[EXCERPT PROVIDED — start]

Homework 1, cs414 Fall 2000. Published on the cs414 webpage on Sep 7.

Due back in in Upson Hall 4119 with Tammy Howe on Sep 15, 3pm (or class on Sep 14).

Late homeworks accrue 10% penalty period of 24 hours (0-24 hours, 10%, 24:01-25, 20%, etc)

Collaboration is prohibited and will be treated as a violation of the University's academic integrity code.

Hand in a single hardcopy, typeset (in 10 point or larger font). This is because hand-written solutions are often hard to read and with such a large class, we really need to use our time to understand your work, not your handwriting. Solutions which are not typed will be graded at the discretion of the grader.

1. A computer system has two printers, named pr1 and pr2, attached to it. A program called print is available. It takes the name of a file and the name of a printer as arguments and causes the named file to be printed on the named printer. The print program returns once the file has been printed.

[EXCERPT PROVIDED — finish]
[GIVEN INFORMATION — start]

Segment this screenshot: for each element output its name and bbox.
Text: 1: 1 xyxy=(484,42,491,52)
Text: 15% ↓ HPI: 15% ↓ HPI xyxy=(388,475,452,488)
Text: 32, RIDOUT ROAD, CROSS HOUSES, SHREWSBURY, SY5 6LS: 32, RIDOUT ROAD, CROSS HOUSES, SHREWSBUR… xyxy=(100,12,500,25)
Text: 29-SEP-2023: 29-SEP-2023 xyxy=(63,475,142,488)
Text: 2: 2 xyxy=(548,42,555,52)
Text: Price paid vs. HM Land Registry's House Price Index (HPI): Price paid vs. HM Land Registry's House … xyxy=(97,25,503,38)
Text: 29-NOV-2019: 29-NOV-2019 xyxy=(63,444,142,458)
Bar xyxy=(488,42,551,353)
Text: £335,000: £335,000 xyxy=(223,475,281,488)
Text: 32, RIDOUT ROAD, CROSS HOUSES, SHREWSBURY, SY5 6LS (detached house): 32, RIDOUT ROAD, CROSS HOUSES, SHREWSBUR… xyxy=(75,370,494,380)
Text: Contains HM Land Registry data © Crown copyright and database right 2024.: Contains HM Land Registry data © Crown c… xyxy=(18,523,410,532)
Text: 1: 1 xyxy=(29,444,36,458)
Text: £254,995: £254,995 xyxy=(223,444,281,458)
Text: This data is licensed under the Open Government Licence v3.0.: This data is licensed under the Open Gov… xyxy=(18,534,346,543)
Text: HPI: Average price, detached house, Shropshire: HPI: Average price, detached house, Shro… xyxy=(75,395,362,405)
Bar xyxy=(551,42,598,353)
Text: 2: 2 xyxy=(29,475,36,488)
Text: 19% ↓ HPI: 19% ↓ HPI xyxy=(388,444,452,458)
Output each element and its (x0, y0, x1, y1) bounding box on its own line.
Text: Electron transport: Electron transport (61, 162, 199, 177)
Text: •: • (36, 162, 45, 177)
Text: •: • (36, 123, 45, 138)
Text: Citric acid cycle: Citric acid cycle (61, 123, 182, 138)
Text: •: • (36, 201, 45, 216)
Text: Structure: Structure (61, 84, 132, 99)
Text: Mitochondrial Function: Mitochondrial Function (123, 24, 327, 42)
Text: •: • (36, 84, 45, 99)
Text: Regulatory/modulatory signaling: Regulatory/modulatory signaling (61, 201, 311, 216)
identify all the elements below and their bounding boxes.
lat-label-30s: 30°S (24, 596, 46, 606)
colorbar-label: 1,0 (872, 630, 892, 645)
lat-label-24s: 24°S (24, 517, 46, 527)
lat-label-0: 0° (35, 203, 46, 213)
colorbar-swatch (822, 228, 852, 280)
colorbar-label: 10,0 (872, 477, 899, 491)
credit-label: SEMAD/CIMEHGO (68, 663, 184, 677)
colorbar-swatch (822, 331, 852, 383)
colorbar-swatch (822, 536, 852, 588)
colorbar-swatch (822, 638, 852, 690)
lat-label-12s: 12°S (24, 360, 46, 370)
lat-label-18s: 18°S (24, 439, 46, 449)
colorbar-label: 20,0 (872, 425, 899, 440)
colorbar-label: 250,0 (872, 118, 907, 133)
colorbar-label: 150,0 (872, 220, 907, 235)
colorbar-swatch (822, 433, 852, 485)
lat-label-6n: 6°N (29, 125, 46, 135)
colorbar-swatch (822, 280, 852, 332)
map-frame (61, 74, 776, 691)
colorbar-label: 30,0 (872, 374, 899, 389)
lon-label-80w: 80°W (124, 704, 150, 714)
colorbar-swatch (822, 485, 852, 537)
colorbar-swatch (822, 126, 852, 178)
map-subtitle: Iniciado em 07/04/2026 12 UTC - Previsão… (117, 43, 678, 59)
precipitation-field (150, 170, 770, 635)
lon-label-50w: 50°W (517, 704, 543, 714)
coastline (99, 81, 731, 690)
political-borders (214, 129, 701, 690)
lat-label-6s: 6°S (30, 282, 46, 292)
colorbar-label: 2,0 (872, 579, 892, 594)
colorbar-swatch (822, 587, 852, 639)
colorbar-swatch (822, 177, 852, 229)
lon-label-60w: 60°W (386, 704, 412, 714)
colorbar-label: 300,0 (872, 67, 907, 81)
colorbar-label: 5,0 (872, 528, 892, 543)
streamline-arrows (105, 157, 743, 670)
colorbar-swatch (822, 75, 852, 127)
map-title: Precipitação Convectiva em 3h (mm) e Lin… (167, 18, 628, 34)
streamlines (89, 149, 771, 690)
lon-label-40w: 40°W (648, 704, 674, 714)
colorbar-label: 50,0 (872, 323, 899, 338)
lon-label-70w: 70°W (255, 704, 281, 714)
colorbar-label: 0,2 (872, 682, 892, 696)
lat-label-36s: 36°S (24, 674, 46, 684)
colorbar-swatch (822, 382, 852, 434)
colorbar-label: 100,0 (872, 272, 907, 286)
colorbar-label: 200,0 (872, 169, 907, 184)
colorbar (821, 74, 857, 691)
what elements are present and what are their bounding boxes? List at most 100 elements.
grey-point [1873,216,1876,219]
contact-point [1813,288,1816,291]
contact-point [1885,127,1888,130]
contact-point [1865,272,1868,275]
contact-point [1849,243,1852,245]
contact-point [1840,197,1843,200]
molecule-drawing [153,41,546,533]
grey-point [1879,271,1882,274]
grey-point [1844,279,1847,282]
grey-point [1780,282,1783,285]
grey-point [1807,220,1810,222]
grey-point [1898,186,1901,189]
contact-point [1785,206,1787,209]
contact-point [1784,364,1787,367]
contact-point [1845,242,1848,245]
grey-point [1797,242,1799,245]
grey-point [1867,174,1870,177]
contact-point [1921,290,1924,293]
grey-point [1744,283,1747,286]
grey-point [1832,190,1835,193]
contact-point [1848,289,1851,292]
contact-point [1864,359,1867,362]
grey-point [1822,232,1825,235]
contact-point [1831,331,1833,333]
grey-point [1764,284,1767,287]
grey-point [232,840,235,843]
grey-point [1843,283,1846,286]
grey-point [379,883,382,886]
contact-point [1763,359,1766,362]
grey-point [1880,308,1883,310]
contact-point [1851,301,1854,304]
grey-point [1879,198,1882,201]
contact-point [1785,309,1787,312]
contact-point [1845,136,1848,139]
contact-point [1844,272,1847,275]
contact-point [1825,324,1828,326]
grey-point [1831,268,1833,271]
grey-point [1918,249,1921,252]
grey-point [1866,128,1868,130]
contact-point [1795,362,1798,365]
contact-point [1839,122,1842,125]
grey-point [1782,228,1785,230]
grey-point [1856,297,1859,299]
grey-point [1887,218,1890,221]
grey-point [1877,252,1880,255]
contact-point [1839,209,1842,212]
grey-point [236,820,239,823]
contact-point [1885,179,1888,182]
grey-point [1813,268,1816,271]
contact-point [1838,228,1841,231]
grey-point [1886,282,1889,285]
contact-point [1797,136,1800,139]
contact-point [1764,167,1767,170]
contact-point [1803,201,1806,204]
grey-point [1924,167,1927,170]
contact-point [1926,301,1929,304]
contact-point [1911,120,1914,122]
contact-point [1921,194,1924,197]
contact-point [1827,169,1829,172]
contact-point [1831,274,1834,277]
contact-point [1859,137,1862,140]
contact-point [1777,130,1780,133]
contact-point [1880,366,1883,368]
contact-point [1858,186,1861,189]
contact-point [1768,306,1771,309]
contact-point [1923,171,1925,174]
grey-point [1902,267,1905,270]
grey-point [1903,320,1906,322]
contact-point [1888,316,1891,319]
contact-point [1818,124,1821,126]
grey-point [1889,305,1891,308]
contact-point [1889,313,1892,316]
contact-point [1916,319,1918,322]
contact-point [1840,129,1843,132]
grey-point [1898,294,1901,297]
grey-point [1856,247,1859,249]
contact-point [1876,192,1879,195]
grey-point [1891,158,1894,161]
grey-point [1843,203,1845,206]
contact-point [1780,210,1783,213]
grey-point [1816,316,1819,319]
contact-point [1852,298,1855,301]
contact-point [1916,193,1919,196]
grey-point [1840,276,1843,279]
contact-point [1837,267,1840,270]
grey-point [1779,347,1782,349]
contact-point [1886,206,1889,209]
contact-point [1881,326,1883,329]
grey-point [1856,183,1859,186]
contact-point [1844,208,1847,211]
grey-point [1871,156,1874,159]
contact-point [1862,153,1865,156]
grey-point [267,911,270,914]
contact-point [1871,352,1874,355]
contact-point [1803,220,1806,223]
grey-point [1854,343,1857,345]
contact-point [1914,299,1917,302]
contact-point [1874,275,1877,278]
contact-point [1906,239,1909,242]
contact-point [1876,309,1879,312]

[GIVEN INFORMATION — finish]

Can you edit the homework handout's passage from "Hand in a single" up to and including "of the grader." so that "hardcopy" is replaced by "printed copy", and give that passage back? Work from the homework handout alone.

* ANSWER FOR THE TASK
Hand in a single printed copy, typeset (in 10 point or larger font). This is because hand-written solutions are often hard to read and with such a large class, we really need to use our time to understand your work, not your handwriting. Solutions which are not typed will be graded at the discretion of the grader.